# [Data in this exercise]
==========

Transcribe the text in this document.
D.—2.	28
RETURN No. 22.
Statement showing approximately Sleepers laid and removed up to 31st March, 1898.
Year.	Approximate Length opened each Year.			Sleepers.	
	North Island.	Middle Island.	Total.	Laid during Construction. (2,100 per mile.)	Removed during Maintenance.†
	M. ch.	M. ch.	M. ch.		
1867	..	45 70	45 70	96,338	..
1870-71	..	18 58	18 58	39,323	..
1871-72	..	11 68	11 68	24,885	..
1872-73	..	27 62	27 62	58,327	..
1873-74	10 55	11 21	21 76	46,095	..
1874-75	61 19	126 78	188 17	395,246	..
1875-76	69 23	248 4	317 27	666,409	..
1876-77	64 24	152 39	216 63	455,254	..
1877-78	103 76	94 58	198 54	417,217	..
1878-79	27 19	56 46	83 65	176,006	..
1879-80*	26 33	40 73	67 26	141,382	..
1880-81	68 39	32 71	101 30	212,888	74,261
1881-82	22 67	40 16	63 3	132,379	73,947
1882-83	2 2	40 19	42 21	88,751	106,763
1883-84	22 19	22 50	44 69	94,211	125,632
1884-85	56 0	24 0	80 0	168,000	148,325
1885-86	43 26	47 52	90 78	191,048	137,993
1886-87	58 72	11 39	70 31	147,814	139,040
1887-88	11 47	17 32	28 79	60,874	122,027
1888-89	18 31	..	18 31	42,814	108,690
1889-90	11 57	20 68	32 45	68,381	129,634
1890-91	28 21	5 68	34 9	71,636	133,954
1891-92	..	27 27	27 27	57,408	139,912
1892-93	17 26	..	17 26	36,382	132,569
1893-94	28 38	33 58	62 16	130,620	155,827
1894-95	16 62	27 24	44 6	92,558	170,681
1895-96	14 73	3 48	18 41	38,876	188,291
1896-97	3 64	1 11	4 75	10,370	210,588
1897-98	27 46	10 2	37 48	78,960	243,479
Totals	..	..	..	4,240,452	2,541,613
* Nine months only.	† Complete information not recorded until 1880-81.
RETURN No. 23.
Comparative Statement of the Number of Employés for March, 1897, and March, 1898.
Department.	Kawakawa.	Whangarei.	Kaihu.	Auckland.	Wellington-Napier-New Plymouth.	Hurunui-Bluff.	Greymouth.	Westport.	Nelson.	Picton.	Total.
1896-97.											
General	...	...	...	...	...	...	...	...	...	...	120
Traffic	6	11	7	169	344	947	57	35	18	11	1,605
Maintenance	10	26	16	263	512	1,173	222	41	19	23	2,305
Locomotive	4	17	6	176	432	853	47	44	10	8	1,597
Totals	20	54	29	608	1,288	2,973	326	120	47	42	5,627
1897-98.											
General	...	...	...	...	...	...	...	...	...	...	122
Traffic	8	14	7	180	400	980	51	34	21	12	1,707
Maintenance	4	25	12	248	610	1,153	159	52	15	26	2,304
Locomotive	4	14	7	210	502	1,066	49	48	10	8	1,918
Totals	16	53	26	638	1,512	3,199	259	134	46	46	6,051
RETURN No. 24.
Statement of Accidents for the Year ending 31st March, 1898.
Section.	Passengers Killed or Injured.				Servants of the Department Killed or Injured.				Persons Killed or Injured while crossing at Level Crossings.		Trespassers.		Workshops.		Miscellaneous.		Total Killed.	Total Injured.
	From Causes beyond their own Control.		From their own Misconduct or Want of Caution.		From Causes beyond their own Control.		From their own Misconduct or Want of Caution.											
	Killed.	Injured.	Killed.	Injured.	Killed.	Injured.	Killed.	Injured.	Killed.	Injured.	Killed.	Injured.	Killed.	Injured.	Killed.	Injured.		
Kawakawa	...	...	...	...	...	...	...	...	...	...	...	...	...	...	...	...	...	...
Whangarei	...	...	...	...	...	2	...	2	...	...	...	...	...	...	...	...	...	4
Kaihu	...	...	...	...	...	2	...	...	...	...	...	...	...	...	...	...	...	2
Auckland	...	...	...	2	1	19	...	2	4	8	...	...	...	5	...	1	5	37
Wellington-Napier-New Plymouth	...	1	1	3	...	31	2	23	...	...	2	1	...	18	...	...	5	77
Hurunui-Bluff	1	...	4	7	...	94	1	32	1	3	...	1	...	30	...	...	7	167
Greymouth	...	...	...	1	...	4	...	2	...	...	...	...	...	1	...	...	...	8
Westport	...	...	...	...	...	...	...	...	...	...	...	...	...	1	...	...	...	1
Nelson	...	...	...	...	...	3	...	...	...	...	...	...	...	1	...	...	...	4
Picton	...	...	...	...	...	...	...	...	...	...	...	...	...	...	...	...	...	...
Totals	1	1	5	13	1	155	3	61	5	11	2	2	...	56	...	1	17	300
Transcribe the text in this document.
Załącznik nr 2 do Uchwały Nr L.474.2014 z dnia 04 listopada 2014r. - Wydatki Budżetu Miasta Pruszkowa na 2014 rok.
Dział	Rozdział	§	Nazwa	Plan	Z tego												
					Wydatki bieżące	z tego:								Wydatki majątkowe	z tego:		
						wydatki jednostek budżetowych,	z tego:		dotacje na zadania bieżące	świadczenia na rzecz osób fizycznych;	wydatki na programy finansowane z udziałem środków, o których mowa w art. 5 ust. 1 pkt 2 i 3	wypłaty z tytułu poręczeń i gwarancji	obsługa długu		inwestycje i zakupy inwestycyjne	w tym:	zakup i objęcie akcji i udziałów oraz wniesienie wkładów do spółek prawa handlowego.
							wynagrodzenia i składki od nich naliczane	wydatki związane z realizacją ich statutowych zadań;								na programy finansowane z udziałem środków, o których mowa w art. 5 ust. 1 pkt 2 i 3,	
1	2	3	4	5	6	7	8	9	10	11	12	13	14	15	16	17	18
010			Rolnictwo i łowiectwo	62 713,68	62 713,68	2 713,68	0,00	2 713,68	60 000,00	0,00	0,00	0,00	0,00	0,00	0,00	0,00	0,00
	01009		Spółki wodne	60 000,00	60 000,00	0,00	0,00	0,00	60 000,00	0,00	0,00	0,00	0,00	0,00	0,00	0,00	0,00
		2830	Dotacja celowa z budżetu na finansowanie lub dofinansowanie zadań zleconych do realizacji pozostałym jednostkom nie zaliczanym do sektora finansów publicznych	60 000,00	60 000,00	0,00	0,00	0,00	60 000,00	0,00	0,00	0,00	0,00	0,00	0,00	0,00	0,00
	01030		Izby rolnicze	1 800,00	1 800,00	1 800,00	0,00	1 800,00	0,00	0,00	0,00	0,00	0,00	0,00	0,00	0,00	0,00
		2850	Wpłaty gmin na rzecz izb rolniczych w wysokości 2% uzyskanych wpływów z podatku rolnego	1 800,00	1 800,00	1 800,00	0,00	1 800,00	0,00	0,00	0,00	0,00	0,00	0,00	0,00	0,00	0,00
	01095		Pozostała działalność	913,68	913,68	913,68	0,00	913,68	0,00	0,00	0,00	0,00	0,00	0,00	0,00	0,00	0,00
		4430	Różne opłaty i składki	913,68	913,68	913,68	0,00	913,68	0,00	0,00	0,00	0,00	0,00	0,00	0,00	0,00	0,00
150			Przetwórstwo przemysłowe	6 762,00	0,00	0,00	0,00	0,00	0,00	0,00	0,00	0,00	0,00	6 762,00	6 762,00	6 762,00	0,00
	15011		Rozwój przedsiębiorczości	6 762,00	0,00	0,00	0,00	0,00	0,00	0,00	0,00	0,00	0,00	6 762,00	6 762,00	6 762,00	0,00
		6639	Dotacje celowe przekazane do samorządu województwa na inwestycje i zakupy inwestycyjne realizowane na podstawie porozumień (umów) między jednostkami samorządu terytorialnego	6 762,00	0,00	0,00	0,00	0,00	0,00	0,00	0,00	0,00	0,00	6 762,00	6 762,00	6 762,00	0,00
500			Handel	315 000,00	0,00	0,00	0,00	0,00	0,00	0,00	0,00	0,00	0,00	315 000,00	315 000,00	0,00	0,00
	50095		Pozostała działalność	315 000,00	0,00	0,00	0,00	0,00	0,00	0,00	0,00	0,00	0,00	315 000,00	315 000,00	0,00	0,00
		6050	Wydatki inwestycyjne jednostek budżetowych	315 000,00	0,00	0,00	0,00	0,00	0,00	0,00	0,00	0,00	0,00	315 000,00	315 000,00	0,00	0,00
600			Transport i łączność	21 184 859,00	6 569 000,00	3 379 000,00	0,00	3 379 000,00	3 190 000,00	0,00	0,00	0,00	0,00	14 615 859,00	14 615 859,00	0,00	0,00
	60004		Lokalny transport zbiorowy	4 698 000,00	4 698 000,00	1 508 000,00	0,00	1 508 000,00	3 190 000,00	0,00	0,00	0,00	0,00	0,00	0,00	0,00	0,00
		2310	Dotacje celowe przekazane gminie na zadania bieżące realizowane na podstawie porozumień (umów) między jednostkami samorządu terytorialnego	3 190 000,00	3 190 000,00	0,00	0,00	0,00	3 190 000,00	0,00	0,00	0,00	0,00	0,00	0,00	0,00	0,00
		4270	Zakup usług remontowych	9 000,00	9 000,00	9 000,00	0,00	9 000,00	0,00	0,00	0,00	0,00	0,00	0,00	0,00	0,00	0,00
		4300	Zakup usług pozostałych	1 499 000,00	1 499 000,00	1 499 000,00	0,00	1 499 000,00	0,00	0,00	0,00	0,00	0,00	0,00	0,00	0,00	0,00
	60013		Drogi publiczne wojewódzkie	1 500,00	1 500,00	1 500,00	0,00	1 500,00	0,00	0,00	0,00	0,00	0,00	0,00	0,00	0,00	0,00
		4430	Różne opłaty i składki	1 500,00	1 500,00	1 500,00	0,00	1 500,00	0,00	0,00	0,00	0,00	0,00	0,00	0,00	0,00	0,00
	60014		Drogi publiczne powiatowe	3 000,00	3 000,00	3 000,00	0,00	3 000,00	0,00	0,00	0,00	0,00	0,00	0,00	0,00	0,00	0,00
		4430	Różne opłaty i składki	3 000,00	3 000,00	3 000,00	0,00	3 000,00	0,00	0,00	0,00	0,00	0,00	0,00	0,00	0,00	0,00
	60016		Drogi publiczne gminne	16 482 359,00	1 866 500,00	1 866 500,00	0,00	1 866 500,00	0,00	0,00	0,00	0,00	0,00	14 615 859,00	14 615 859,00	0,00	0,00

==========

# [What needs to be done]
Copy all lines from the data that hold the word "Nelson".

# [Written answer]
Department.	Kawakawa.	Whangarei.	Kaihu.	Auckland.	Wellington-Napier-New Plymouth.	Hurunui-Bluff.	Greymouth.	Westport.	Nelson.	Picton.	Total.
Nelson	...	...	...	...	...	3	...	...	...	...	...	...	...	1	...	...	...	4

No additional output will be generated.